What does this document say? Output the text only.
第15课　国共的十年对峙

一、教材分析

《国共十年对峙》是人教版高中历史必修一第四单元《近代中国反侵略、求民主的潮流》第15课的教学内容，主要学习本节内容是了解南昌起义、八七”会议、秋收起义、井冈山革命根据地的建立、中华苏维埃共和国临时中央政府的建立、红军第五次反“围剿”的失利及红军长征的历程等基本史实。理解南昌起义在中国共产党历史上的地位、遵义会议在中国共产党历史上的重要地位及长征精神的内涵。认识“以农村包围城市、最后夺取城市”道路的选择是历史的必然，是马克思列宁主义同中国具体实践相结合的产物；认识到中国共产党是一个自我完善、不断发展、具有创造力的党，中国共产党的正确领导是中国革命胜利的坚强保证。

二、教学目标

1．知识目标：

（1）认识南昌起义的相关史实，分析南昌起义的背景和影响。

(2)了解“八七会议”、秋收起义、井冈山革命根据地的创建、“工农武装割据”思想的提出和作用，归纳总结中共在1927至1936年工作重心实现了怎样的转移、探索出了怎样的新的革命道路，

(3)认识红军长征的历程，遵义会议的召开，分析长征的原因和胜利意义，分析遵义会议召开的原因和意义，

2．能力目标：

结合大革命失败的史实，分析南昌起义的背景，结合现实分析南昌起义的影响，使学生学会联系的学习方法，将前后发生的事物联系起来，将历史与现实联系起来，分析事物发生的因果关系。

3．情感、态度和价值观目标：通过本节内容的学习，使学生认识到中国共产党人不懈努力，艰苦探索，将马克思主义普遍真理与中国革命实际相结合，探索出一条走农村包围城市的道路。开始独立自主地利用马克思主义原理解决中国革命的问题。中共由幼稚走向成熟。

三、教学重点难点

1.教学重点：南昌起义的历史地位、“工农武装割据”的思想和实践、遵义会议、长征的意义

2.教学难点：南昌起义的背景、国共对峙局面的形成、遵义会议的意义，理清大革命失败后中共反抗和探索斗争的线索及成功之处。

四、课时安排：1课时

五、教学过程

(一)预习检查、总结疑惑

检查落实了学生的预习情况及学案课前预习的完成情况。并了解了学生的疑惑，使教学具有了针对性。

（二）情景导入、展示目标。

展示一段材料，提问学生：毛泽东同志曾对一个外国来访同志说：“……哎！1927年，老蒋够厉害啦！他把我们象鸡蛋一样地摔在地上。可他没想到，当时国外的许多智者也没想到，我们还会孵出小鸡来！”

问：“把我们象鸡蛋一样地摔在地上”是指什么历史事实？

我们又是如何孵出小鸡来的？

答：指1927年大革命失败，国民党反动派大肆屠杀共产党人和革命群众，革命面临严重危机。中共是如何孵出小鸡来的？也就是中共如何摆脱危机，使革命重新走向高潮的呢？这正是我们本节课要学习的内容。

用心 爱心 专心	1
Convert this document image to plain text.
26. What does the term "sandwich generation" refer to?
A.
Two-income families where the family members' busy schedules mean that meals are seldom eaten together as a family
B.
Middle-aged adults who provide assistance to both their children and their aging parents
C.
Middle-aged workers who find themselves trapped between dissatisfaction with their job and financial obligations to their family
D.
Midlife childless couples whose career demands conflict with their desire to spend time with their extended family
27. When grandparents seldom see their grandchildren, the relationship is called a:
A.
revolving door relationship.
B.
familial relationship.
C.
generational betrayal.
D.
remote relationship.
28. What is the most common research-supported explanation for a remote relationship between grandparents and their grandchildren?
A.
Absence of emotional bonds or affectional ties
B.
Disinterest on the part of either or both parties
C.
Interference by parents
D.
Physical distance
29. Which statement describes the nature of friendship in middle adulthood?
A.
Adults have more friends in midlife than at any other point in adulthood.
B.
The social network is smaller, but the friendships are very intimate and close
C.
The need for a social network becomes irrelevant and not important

» WHAT YOU NEED TO DO
Extract all the material, leaving every line as it is.

» SOLUTION BELOW
What does this document say? Output the text only.
第15课　国共的十年对峙

一、教材分析

《国共十年对峙》是人教版高中历史必修一第四单元《近代中国反侵略、求民主的潮流》第15课的教学内容，主要学习本节内容是了解南昌起义、八七”会议、秋收起义、井冈山革命根据地的建立、中华苏维埃共和国临时中央政府的建立、红军第五次反“围剿”的失利及红军长征的历程等基本史实。理解南昌起义在中国共产党历史上的地位、遵义会议在中国共产党历史上的重要地位及长征精神的内涵。认识“以农村包围城市、最后夺取城市”道路的选择是历史的必然，是马克思列宁主义同中国具体实践相结合的产物；认识到中国共产党是一个自我完善、不断发展、具有创造力的党，中国共产党的正确领导是中国革命胜利的坚强保证。

二、教学目标

1．知识目标：

（1）认识南昌起义的相关史实，分析南昌起义的背景和影响。

(2)了解“八七会议”、秋收起义、井冈山革命根据地的创建、“工农武装割据”思想的提出和作用，归纳总结中共在1927至1936年工作重心实现了怎样的转移、探索出了怎样的新的革命道路，

(3)认识红军长征的历程，遵义会议的召开，分析长征的原因和胜利意义，分析遵义会议召开的原因和意义，

2．能力目标：

结合大革命失败的史实，分析南昌起义的背景，结合现实分析南昌起义的影响，使学生学会联系的学习方法，将前后发生的事物联系起来，将历史与现实联系起来，分析事物发生的因果关系。

3．情感、态度和价值观目标：通过本节内容的学习，使学生认识到中国共产党人不懈努力，艰苦探索，将马克思主义普遍真理与中国革命实际相结合，探索出一条走农村包围城市的道路。开始独立自主地利用马克思主义原理解决中国革命的问题。中共由幼稚走向成熟。

三、教学重点难点

1.教学重点：南昌起义的历史地位、“工农武装割据”的思想和实践、遵义会议、长征的意义

2.教学难点：南昌起义的背景、国共对峙局面的形成、遵义会议的意义，理清大革命失败后中共反抗和探索斗争的线索及成功之处。

四、课时安排：1课时

五、教学过程

(一)预习检查、总结疑惑

检查落实了学生的预习情况及学案课前预习的完成情况。并了解了学生的疑惑，使教学具有了针对性。

（二）情景导入、展示目标。

展示一段材料，提问学生：毛泽东同志曾对一个外国来访同志说：“……哎！1927年，老蒋够厉害啦！他把我们象鸡蛋一样地摔在地上。可他没想到，当时国外的许多智者也没想到，我们还会孵出小鸡来！”

问：“把我们象鸡蛋一样地摔在地上”是指什么历史事实？

我们又是如何孵出小鸡来的？

答：指1927年大革命失败，国民党反动派大肆屠杀共产党人和革命群众，革命面临严重危机。中共是如何孵出小鸡来的？也就是中共如何摆脱危机，使革命重新走向高潮的呢？这正是我们本节课要学习的内容。

用心 爱心 专心	1
Convert this document image to plain text.
26. What does the term "sandwich generation" refer to?
A.
Two-income families where the family members' busy schedules mean that meals are seldom eaten together as a family
B.
Middle-aged adults who provide assistance to both their children and their aging parents
C.
Middle-aged workers who find themselves trapped between dissatisfaction with their job and financial obligations to their family
D.
Midlife childless couples whose career demands conflict with their desire to spend time with their extended family
27. When grandparents seldom see their grandchildren, the relationship is called a:
A.
revolving door relationship.
B.
familial relationship.
C.
generational betrayal.
D.
remote relationship.
28. What is the most common research-supported explanation for a remote relationship between grandparents and their grandchildren?
A.
Absence of emotional bonds or affectional ties
B.
Disinterest on the part of either or both parties
C.
Interference by parents
D.
Physical distance
29. Which statement describes the nature of friendship in middle adulthood?
A.
Adults have more friends in midlife than at any other point in adulthood.
B.
The social network is smaller, but the friendships are very intimate and close
C.
The need for a social network becomes irrelevant and not important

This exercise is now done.